Dataset excerpt ▸

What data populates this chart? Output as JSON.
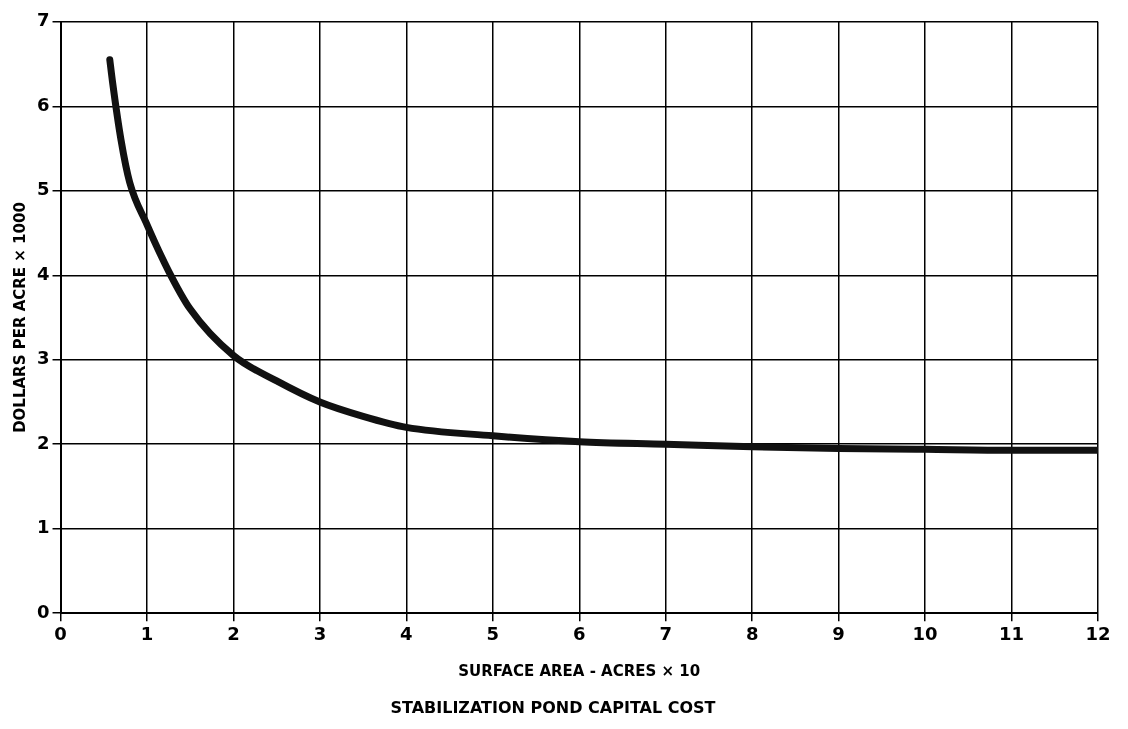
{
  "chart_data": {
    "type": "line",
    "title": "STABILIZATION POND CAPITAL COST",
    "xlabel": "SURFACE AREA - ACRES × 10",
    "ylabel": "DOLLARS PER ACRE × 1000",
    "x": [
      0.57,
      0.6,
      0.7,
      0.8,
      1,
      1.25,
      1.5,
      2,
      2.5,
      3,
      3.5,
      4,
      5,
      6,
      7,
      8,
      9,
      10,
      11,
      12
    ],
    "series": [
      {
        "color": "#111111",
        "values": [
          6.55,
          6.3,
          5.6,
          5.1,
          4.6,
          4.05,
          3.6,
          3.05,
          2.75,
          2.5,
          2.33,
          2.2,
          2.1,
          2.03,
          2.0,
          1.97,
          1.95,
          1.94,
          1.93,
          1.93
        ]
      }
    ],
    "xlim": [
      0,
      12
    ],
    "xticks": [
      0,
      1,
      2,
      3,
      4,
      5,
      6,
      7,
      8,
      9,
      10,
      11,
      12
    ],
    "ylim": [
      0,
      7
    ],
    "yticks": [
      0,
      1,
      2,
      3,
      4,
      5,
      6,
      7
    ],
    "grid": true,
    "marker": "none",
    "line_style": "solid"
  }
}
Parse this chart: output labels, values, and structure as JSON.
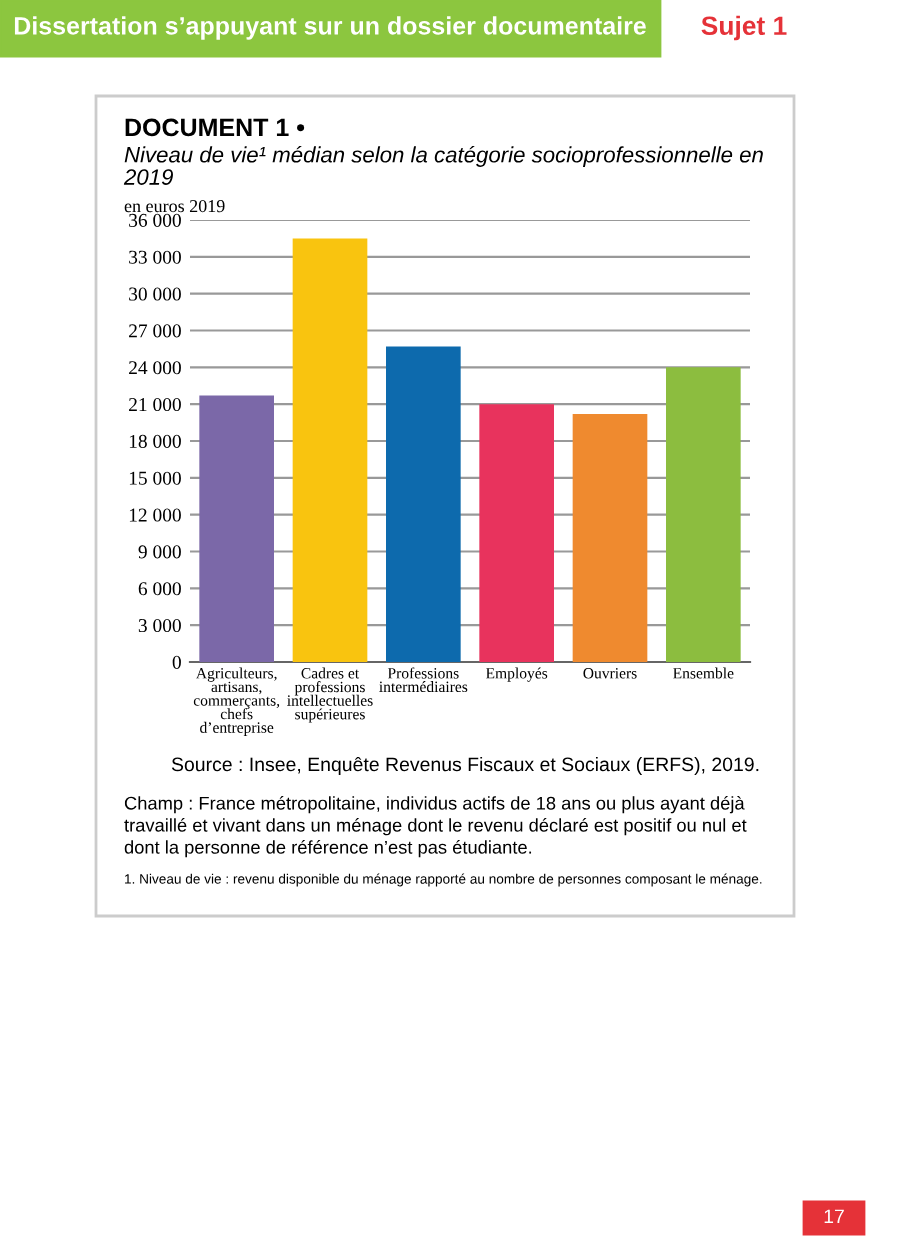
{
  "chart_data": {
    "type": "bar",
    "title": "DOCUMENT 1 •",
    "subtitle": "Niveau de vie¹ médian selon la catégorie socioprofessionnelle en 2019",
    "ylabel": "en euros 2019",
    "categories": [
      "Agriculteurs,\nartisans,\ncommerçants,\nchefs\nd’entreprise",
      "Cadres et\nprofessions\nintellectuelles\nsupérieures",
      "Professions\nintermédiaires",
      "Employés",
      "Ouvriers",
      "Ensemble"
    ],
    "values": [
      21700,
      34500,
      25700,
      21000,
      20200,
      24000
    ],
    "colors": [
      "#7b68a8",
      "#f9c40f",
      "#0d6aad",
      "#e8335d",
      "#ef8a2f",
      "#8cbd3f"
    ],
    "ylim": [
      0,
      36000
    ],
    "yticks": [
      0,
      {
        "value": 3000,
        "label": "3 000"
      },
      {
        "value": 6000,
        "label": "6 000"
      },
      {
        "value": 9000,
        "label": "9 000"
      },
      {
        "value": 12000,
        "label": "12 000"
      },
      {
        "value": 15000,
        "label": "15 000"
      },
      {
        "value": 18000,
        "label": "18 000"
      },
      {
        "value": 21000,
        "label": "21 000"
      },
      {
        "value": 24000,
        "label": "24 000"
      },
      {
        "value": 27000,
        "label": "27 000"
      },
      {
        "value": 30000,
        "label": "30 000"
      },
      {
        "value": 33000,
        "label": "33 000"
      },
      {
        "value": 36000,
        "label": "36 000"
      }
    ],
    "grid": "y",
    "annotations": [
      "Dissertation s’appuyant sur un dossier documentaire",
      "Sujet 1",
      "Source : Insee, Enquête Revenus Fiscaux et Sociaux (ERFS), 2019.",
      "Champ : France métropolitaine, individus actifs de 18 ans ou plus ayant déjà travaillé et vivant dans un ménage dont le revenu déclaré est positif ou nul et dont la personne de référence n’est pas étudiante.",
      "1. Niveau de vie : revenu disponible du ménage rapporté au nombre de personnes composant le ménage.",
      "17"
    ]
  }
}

==

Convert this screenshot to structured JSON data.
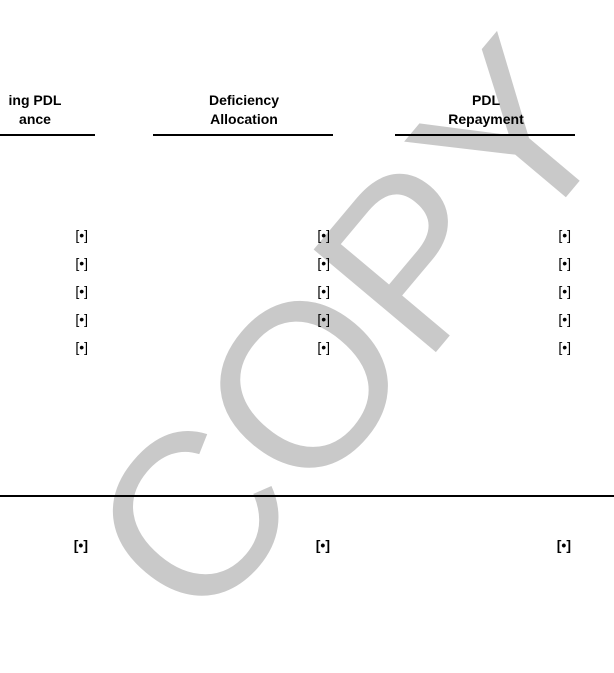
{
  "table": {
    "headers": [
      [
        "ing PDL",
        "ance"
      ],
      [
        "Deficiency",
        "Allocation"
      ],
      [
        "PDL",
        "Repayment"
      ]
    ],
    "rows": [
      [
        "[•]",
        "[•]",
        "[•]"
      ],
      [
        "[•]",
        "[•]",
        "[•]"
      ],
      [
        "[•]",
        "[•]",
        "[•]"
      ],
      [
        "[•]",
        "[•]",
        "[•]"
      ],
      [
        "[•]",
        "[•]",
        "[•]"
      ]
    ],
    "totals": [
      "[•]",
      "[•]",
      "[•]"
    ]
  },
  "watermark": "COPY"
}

SHORT TASK ▸ From the records above, pick out and copy each line holding the word "Niveau".

FULL RESPONSE ▸
    "subtitle": "Niveau de vie¹ médian selon la catégorie socioprofessionnelle en 2019",
      "1. Niveau de vie : revenu disponible du ménage rapporté au nombre de personnes composant le ménage.",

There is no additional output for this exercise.